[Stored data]

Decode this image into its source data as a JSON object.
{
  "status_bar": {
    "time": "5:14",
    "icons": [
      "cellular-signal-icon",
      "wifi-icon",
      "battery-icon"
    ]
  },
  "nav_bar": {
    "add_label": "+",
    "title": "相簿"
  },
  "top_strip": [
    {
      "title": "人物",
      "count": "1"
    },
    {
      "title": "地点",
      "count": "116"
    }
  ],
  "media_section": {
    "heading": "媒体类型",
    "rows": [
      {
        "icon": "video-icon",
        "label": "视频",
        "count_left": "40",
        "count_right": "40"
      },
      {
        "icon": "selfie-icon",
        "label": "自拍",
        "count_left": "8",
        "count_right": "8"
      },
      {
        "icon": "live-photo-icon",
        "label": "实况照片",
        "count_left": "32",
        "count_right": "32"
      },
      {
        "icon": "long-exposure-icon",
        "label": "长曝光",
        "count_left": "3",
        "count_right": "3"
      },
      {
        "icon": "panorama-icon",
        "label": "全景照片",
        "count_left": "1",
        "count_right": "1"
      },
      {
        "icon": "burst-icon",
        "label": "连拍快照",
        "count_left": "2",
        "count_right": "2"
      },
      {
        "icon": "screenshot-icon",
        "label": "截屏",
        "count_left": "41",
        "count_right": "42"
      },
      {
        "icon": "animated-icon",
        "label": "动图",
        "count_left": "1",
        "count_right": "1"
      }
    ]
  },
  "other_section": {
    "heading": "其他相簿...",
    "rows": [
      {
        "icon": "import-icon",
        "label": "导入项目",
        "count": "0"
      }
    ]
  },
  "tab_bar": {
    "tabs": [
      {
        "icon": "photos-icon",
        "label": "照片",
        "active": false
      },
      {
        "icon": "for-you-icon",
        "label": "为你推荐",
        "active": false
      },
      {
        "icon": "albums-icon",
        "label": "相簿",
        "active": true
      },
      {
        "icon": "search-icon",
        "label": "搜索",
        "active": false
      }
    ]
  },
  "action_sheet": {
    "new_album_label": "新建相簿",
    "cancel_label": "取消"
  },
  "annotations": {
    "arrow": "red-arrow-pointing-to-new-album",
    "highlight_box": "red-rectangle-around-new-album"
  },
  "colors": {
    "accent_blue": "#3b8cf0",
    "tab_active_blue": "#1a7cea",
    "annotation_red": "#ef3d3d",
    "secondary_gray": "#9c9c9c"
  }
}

Objective: Nothing should be left out: return all of the records exactly.

Solution to the exercise:
Decode this image into its source data as a JSON object.
{
  "status_bar": {
    "time": "5:14",
    "icons": [
      "cellular-signal-icon",
      "wifi-icon",
      "battery-icon"
    ]
  },
  "nav_bar": {
    "add_label": "+",
    "title": "相簿"
  },
  "top_strip": [
    {
      "title": "人物",
      "count": "1"
    },
    {
      "title": "地点",
      "count": "116"
    }
  ],
  "media_section": {
    "heading": "媒体类型",
    "rows": [
      {
        "icon": "video-icon",
        "label": "视频",
        "count_left": "40",
        "count_right": "40"
      },
      {
        "icon": "selfie-icon",
        "label": "自拍",
        "count_left": "8",
        "count_right": "8"
      },
      {
        "icon": "live-photo-icon",
        "label": "实况照片",
        "count_left": "32",
        "count_right": "32"
      },
      {
        "icon": "long-exposure-icon",
        "label": "长曝光",
        "count_left": "3",
        "count_right": "3"
      },
      {
        "icon": "panorama-icon",
        "label": "全景照片",
        "count_left": "1",
        "count_right": "1"
      },
      {
        "icon": "burst-icon",
        "label": "连拍快照",
        "count_left": "2",
        "count_right": "2"
      },
      {
        "icon": "screenshot-icon",
        "label": "截屏",
        "count_left": "41",
        "count_right": "42"
      },
      {
        "icon": "animated-icon",
        "label": "动图",
        "count_left": "1",
        "count_right": "1"
      }
    ]
  },
  "other_section": {
    "heading": "其他相簿...",
    "rows": [
      {
        "icon": "import-icon",
        "label": "导入项目",
        "count": "0"
      }
    ]
  },
  "tab_bar": {
    "tabs": [
      {
        "icon": "photos-icon",
        "label": "照片",
        "active": false
      },
      {
        "icon": "for-you-icon",
        "label": "为你推荐",
        "active": false
      },
      {
        "icon": "albums-icon",
        "label": "相簿",
        "active": true
      },
      {
        "icon": "search-icon",
        "label": "搜索",
        "active": false
      }
    ]
  },
  "action_sheet": {
    "new_album_label": "新建相簿",
    "cancel_label": "取消"
  },
  "annotations": {
    "arrow": "red-arrow-pointing-to-new-album",
    "highlight_box": "red-rectangle-around-new-album"
  },
  "colors": {
    "accent_blue": "#3b8cf0",
    "tab_active_blue": "#1a7cea",
    "annotation_red": "#ef3d3d",
    "secondary_gray": "#9c9c9c"
  }
}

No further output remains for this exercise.